Data entries:
##############################

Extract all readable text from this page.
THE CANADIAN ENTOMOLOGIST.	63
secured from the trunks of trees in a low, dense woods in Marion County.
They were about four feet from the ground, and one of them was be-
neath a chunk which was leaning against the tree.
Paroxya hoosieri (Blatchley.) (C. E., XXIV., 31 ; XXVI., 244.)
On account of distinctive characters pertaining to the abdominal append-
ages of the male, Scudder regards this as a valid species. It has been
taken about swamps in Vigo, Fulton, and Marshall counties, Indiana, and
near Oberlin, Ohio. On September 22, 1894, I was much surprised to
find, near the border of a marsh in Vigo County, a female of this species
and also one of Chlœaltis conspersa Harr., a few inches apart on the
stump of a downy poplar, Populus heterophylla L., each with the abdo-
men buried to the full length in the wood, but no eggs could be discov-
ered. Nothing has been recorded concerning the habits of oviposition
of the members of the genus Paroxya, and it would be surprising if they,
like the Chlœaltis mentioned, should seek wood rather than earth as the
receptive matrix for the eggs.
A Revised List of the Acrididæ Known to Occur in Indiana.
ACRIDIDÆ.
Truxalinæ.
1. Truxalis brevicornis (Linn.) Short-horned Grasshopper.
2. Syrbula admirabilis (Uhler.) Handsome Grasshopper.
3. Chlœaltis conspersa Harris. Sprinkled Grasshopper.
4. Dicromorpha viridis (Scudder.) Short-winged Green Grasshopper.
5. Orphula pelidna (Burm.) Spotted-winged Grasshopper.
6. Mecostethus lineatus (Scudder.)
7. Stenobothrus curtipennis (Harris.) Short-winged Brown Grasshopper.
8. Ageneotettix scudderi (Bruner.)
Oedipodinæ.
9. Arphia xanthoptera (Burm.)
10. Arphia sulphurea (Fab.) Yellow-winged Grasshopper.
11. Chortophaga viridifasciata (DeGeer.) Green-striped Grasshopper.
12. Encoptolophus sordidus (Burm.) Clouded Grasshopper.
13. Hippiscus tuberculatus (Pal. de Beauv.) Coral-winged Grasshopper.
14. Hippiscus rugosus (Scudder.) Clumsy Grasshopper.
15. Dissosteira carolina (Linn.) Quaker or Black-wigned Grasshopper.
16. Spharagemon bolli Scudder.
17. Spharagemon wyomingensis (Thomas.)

##############################

**Required task**
All of the entries need to be reproduced exactly; please write them out.

**Task answer**
Extract all readable text from this page.
THE CANADIAN ENTOMOLOGIST.	63
secured from the trunks of trees in a low, dense woods in Marion County.
They were about four feet from the ground, and one of them was be-
neath a chunk which was leaning against the tree.
Paroxya hoosieri (Blatchley.) (C. E., XXIV., 31 ; XXVI., 244.)
On account of distinctive characters pertaining to the abdominal append-
ages of the male, Scudder regards this as a valid species. It has been
taken about swamps in Vigo, Fulton, and Marshall counties, Indiana, and
near Oberlin, Ohio. On September 22, 1894, I was much surprised to
find, near the border of a marsh in Vigo County, a female of this species
and also one of Chlœaltis conspersa Harr., a few inches apart on the
stump of a downy poplar, Populus heterophylla L., each with the abdo-
men buried to the full length in the wood, but no eggs could be discov-
ered. Nothing has been recorded concerning the habits of oviposition
of the members of the genus Paroxya, and it would be surprising if they,
like the Chlœaltis mentioned, should seek wood rather than earth as the
receptive matrix for the eggs.
A Revised List of the Acrididæ Known to Occur in Indiana.
ACRIDIDÆ.
Truxalinæ.
1. Truxalis brevicornis (Linn.) Short-horned Grasshopper.
2. Syrbula admirabilis (Uhler.) Handsome Grasshopper.
3. Chlœaltis conspersa Harris. Sprinkled Grasshopper.
4. Dicromorpha viridis (Scudder.) Short-winged Green Grasshopper.
5. Orphula pelidna (Burm.) Spotted-winged Grasshopper.
6. Mecostethus lineatus (Scudder.)
7. Stenobothrus curtipennis (Harris.) Short-winged Brown Grasshopper.
8. Ageneotettix scudderi (Bruner.)
Oedipodinæ.
9. Arphia xanthoptera (Burm.)
10. Arphia sulphurea (Fab.) Yellow-winged Grasshopper.
11. Chortophaga viridifasciata (DeGeer.) Green-striped Grasshopper.
12. Encoptolophus sordidus (Burm.) Clouded Grasshopper.
13. Hippiscus tuberculatus (Pal. de Beauv.) Coral-winged Grasshopper.
14. Hippiscus rugosus (Scudder.) Clumsy Grasshopper.
15. Dissosteira carolina (Linn.) Quaker or Black-wigned Grasshopper.
16. Spharagemon bolli Scudder.
17. Spharagemon wyomingensis (Thomas.)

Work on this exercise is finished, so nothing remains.